**Task to carry out**
Starting at the first row and ending with the row that contains "feature-label: 前台收银: [751, 365, 820, 383]", both included, give the rows as a Markdown table with an Index column for the row number and an Entry column for the line. Leave out blank lines.

**Dataset rows**
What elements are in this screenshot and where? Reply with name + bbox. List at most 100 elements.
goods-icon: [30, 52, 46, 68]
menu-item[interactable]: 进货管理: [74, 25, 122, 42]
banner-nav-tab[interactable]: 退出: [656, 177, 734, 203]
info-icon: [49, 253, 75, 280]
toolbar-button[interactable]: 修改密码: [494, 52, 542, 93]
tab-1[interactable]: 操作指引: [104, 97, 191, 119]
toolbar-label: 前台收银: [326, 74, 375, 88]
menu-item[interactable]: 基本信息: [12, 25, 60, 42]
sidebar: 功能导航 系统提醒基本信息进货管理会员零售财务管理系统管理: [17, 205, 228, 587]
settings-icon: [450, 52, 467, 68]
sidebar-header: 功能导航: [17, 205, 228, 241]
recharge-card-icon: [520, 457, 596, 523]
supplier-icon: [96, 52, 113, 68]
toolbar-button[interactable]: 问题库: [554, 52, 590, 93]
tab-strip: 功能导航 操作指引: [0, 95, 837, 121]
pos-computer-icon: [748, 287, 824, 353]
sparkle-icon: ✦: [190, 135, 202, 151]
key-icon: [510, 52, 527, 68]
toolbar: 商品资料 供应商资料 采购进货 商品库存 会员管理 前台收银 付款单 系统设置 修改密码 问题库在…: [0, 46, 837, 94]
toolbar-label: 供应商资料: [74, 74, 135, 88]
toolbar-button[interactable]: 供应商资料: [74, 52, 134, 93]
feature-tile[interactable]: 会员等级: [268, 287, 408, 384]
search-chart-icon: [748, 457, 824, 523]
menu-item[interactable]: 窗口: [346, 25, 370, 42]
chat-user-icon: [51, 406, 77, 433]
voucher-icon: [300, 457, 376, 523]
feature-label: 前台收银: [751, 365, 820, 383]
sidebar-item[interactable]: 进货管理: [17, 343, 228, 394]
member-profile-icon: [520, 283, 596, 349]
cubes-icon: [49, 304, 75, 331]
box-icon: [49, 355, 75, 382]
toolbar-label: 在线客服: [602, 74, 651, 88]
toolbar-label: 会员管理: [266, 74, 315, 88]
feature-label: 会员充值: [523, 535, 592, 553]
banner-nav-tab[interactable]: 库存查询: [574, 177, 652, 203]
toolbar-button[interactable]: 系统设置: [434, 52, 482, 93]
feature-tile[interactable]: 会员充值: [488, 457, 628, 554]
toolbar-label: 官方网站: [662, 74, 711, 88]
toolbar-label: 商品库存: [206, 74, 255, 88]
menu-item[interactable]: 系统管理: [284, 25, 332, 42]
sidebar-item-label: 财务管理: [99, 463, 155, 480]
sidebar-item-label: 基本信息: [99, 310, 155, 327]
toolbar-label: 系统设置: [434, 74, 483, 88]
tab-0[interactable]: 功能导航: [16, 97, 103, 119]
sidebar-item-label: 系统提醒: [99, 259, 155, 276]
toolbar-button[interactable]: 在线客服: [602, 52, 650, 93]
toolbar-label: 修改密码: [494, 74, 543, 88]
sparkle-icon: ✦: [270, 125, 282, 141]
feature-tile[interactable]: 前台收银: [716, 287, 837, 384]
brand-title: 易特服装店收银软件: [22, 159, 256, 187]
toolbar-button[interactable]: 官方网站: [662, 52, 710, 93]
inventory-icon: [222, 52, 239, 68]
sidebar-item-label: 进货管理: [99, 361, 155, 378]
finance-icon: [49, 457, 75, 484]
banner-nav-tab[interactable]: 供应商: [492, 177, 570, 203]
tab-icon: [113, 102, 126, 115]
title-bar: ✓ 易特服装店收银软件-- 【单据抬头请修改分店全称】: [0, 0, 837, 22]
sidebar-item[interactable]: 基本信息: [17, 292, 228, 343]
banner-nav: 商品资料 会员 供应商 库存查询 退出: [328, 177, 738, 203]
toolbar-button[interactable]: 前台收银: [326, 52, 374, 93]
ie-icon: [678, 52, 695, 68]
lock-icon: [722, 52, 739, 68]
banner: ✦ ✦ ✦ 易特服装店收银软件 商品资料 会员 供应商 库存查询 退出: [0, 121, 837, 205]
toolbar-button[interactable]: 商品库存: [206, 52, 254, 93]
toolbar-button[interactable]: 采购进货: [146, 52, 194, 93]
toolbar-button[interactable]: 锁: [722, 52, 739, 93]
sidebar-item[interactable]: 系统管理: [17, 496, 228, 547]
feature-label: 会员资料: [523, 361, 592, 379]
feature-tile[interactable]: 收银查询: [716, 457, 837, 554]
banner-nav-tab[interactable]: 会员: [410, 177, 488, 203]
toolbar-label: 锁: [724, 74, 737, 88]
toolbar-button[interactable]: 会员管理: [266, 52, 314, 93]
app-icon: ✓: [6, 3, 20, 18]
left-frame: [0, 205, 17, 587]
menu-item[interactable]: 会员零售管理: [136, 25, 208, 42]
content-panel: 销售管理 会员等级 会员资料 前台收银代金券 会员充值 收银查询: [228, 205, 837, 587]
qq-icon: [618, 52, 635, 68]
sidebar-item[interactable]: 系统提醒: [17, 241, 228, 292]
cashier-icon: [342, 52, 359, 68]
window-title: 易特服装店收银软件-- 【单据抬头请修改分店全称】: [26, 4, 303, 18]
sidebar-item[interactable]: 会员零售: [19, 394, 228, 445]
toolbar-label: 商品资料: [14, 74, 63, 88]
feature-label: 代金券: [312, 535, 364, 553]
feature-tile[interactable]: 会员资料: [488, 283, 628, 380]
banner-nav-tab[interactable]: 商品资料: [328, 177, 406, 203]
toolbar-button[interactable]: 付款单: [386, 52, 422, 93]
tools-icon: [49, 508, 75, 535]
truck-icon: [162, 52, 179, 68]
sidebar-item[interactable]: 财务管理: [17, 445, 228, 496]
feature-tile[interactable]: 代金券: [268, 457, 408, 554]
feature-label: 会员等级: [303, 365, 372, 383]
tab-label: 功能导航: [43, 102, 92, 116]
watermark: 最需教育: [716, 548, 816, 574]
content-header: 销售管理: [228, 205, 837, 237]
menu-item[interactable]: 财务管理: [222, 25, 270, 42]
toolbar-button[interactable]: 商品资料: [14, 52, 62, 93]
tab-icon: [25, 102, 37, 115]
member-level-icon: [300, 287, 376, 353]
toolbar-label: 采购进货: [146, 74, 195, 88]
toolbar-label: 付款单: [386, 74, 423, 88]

**Exercise response**
| Index | Entry |
|---|---|
| 1 | What elements are in this screenshot and where? Reply with name + bbox. List at most 100 elements. |
| 2 | goods-icon: [30, 52, 46, 68] |
| 3 | menu-item[interactable]: 进货管理: [74, 25, 122, 42] |
| 4 | banner-nav-tab[interactable]: 退出: [656, 177, 734, 203] |
| 5 | info-icon: [49, 253, 75, 280] |
| 6 | toolbar-button[interactable]: 修改密码: [494, 52, 542, 93] |
| 7 | tab-1[interactable]: 操作指引: [104, 97, 191, 119] |
| 8 | toolbar-label: 前台收银: [326, 74, 375, 88] |
| 9 | menu-item[interactable]: 基本信息: [12, 25, 60, 42] |
| 10 | sidebar: 功能导航 系统提醒基本信息进货管理会员零售财务管理系统管理: [17, 205, 228, 587] |
| 11 | settings-icon: [450, 52, 467, 68] |
| 12 | sidebar-header: 功能导航: [17, 205, 228, 241] |
| 13 | recharge-card-icon: [520, 457, 596, 523] |
| 14 | supplier-icon: [96, 52, 113, 68] |
| 15 | toolbar-button[interactable]: 问题库: [554, 52, 590, 93] |
| 16 | tab-strip: 功能导航 操作指引: [0, 95, 837, 121] |
| 17 | pos-computer-icon: [748, 287, 824, 353] |
| 18 | sparkle-icon: ✦: [190, 135, 202, 151] |
| 19 | key-icon: [510, 52, 527, 68] |
| 20 | toolbar: 商品资料 供应商资料 采购进货 商品库存 会员管理 前台收银 付款单 系统设置 修改密码 问题库在…: [0, 46, 837, 94] |
| 21 | toolbar-label: 供应商资料: [74, 74, 135, 88] |
| 22 | toolbar-button[interactable]: 供应商资料: [74, 52, 134, 93] |
| 23 | feature-tile[interactable]: 会员等级: [268, 287, 408, 384] |
| 24 | search-chart-icon: [748, 457, 824, 523] |
| 25 | menu-item[interactable]: 窗口: [346, 25, 370, 42] |
| 26 | chat-user-icon: [51, 406, 77, 433] |
| 27 | voucher-icon: [300, 457, 376, 523] |
| 28 | feature-label: 前台收银: [751, 365, 820, 383] |